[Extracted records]
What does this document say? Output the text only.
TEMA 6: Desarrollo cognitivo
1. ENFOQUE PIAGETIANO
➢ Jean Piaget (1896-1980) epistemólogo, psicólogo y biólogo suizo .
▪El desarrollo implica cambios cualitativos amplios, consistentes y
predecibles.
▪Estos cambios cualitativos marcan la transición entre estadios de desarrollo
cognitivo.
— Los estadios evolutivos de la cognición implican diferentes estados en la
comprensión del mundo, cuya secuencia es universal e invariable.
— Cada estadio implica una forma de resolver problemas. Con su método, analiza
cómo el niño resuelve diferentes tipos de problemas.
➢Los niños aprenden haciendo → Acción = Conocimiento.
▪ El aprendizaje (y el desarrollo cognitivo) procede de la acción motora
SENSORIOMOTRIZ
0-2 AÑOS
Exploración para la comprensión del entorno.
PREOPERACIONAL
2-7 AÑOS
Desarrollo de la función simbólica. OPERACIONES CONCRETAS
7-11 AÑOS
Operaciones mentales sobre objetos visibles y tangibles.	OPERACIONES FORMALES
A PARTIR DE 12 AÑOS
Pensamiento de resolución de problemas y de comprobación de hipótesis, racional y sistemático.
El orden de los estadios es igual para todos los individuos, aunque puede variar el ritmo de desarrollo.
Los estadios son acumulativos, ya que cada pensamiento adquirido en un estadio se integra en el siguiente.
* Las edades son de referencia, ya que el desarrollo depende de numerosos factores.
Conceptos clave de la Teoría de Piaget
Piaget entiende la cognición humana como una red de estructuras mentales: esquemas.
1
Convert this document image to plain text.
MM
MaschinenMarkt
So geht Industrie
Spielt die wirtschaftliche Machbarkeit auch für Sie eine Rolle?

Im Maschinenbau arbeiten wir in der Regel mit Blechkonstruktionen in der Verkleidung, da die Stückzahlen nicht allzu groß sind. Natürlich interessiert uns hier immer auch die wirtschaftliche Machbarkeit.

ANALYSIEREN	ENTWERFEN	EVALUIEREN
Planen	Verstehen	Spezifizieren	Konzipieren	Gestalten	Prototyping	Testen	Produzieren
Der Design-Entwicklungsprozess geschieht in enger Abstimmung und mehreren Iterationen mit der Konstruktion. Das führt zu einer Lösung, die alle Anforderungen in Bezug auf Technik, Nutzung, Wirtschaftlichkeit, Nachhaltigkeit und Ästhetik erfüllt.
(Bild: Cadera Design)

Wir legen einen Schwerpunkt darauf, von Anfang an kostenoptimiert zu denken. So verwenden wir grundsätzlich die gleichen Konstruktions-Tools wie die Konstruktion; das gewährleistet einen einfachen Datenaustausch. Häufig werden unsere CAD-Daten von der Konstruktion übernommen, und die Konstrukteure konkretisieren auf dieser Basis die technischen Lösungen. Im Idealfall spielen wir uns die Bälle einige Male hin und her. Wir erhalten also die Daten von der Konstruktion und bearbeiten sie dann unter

- **Requirement**
Using the records above, list each line that includes "cualitativos".

- **Exercise response**
▪El desarrollo implica cambios cualitativos amplios, consistentes y
▪Estos cambios cualitativos marcan la transición entre estadios de desarrollo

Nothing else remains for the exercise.